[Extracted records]

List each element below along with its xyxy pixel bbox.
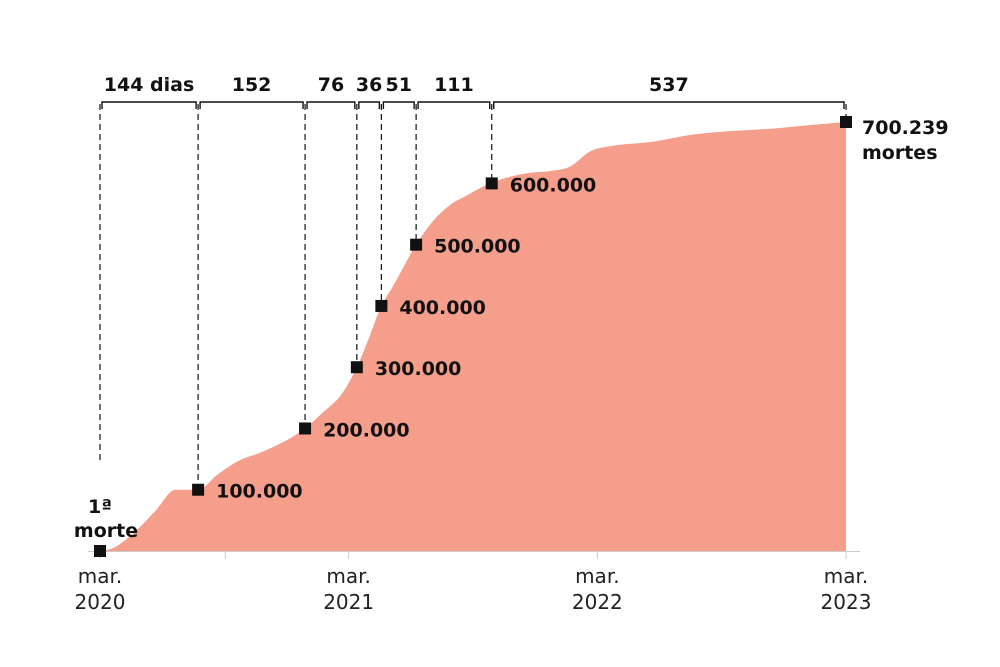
milestone-label: 600.000	[510, 174, 597, 196]
area-layer	[100, 122, 846, 551]
milestone-marker	[299, 422, 312, 435]
interval-label: 51	[386, 74, 412, 96]
milestone-marker	[410, 238, 423, 251]
milestone-label: 100.000	[216, 481, 303, 503]
x-tick-label: mar.	[326, 564, 370, 588]
milestone-marker	[192, 483, 205, 496]
final-total-label: 700.239	[862, 117, 949, 139]
interval-label: 537	[649, 74, 689, 96]
interval-bracket	[199, 101, 304, 109]
interval-bracket	[358, 101, 381, 109]
milestone-marker	[350, 361, 363, 374]
x-tick-label-year: 2020	[75, 590, 126, 614]
milestone-marker	[375, 299, 388, 312]
first-death-label-line2: morte	[74, 520, 138, 542]
milestone-guide-lines	[99, 104, 847, 484]
x-tick-label: mar.	[575, 564, 619, 588]
interval-brackets: 144 dias 152 76 36 51 111 537	[101, 74, 845, 109]
interval-bracket	[382, 101, 415, 109]
x-tick-label-year: 2021	[323, 590, 374, 614]
milestone-marker	[94, 544, 106, 557]
milestone-label: 500.000	[434, 236, 521, 258]
deaths-area	[100, 122, 846, 551]
interval-bracket	[101, 101, 197, 109]
milestone-marker	[485, 177, 498, 190]
interval-bracket	[306, 101, 356, 109]
interval-label: 76	[318, 74, 344, 96]
x-tick-label-year: 2022	[572, 590, 623, 614]
milestone-label: 400.000	[399, 297, 486, 319]
x-tick-label-year: 2023	[821, 590, 872, 614]
milestone-label: 300.000	[375, 358, 462, 380]
final-total-label-line2: mortes	[862, 142, 938, 164]
interval-label: 111	[434, 74, 474, 96]
interval-bracket	[417, 101, 491, 109]
milestone-label: 200.000	[323, 419, 410, 441]
x-tick-label: mar.	[824, 564, 868, 588]
milestone-marker	[840, 116, 852, 128]
interval-bracket	[493, 101, 845, 109]
x-tick-label: mar.	[78, 564, 122, 588]
interval-label: 36	[356, 74, 382, 96]
milestone-markers	[94, 116, 852, 557]
first-death-label: 1ª	[88, 496, 112, 518]
interval-label: 144 dias	[104, 74, 195, 96]
interval-label: 152	[232, 74, 272, 96]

_Given instruction_:
Transcribe every line of the listing above verbatim, leaving out the picture placeholders.

_Task solution_:
List each element below along with its xyxy pixel bbox.
milestone-label: 600.000	[510, 174, 597, 196]
area-layer	[100, 122, 846, 551]
milestone-marker	[299, 422, 312, 435]
interval-label: 51	[386, 74, 412, 96]
milestone-marker	[410, 238, 423, 251]
milestone-label: 100.000	[216, 481, 303, 503]
x-tick-label: mar.	[326, 564, 370, 588]
milestone-marker	[192, 483, 205, 496]
final-total-label: 700.239	[862, 117, 949, 139]
interval-label: 537	[649, 74, 689, 96]
interval-bracket	[199, 101, 304, 109]
interval-bracket	[358, 101, 381, 109]
milestone-marker	[350, 361, 363, 374]
x-tick-label-year: 2020	[75, 590, 126, 614]
milestone-marker	[375, 299, 388, 312]
first-death-label-line2: morte	[74, 520, 138, 542]
milestone-guide-lines	[99, 104, 847, 484]
x-tick-label: mar.	[575, 564, 619, 588]
interval-brackets: 144 dias 152 76 36 51 111 537	[101, 74, 845, 109]
interval-bracket	[382, 101, 415, 109]
x-tick-label-year: 2021	[323, 590, 374, 614]
milestone-marker	[94, 544, 106, 557]
milestone-label: 500.000	[434, 236, 521, 258]
deaths-area	[100, 122, 846, 551]
interval-bracket	[101, 101, 197, 109]
milestone-marker	[485, 177, 498, 190]
interval-bracket	[306, 101, 356, 109]
interval-label: 76	[318, 74, 344, 96]
x-tick-label-year: 2022	[572, 590, 623, 614]
milestone-label: 400.000	[399, 297, 486, 319]
x-tick-label-year: 2023	[821, 590, 872, 614]
milestone-label: 300.000	[375, 358, 462, 380]
final-total-label-line2: mortes	[862, 142, 938, 164]
interval-label: 111	[434, 74, 474, 96]
interval-bracket	[417, 101, 491, 109]
milestone-label: 200.000	[323, 419, 410, 441]
x-tick-label: mar.	[824, 564, 868, 588]
milestone-marker	[840, 116, 852, 128]
interval-bracket	[493, 101, 845, 109]
x-tick-label: mar.	[78, 564, 122, 588]
interval-label: 36	[356, 74, 382, 96]
milestone-markers	[94, 116, 852, 557]
first-death-label: 1ª	[88, 496, 112, 518]
interval-label: 144 dias	[104, 74, 195, 96]
interval-label: 152	[232, 74, 272, 96]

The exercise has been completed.